(Records supplied)
>> BEGIN

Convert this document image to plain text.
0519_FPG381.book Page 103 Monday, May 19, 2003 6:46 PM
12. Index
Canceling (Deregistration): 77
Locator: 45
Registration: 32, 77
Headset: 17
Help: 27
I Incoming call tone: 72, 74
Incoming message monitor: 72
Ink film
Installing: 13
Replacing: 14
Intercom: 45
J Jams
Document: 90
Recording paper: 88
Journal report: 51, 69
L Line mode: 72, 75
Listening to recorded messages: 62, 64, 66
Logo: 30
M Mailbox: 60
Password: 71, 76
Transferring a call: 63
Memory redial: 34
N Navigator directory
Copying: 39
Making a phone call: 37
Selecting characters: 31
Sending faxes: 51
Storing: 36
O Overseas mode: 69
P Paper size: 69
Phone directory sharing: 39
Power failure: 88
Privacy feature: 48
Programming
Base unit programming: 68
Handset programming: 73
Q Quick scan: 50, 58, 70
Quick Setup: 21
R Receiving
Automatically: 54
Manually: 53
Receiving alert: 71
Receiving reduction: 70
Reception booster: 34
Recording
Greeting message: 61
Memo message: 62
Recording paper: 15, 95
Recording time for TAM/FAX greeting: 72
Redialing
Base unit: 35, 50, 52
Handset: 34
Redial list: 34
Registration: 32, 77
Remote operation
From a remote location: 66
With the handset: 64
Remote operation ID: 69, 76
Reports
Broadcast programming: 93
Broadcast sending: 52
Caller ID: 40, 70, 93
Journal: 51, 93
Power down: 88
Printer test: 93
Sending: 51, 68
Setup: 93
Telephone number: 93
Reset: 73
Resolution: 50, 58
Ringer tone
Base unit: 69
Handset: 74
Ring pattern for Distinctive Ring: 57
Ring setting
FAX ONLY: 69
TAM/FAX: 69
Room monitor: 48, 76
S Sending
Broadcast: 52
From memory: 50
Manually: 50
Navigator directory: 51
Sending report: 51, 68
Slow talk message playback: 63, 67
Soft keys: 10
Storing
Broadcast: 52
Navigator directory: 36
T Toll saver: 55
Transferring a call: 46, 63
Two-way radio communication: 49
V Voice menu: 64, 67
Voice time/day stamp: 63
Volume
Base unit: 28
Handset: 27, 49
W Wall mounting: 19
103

>> END

(Task statement)
Search the preceding listing for the word "Broadcast" and pull out every line that holds it.

(Written reply)
Broadcast programming: 93
Broadcast sending: 52
Broadcast: 52
Broadcast: 52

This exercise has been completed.